Requirements >>
Scan the material and copy every line in which "τοποθέτηση" appears.

Recorded data >>
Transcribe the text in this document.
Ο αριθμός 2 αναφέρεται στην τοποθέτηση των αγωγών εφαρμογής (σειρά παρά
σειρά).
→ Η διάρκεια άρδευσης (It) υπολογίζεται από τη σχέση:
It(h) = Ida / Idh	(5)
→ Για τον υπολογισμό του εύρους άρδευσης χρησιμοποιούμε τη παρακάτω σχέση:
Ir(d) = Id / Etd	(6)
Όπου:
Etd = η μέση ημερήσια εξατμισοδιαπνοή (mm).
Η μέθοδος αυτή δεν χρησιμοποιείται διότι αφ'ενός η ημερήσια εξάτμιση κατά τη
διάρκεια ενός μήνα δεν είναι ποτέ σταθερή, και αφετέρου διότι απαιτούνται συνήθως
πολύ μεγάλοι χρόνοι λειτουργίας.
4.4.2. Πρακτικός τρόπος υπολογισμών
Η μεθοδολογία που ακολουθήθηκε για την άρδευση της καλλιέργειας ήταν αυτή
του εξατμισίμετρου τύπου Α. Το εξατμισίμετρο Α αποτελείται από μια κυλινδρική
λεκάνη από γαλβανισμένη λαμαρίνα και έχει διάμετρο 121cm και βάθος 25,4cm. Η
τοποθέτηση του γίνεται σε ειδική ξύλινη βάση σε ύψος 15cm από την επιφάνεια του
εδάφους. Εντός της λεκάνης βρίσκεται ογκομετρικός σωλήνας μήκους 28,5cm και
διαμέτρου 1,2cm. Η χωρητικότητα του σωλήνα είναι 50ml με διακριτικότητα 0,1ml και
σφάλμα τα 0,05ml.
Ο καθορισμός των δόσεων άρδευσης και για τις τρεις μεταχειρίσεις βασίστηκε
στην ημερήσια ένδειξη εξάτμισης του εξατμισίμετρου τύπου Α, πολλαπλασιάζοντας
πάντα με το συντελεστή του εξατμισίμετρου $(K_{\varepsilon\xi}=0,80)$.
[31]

Result of this exercise >>
Ο αριθμός 2 αναφέρεται στην τοποθέτηση των αγωγών εφαρμογής (σειρά παρά
τοποθέτηση του γίνεται σε ειδική ξύλινη βάση σε ύψος 15cm από την επιφάνεια του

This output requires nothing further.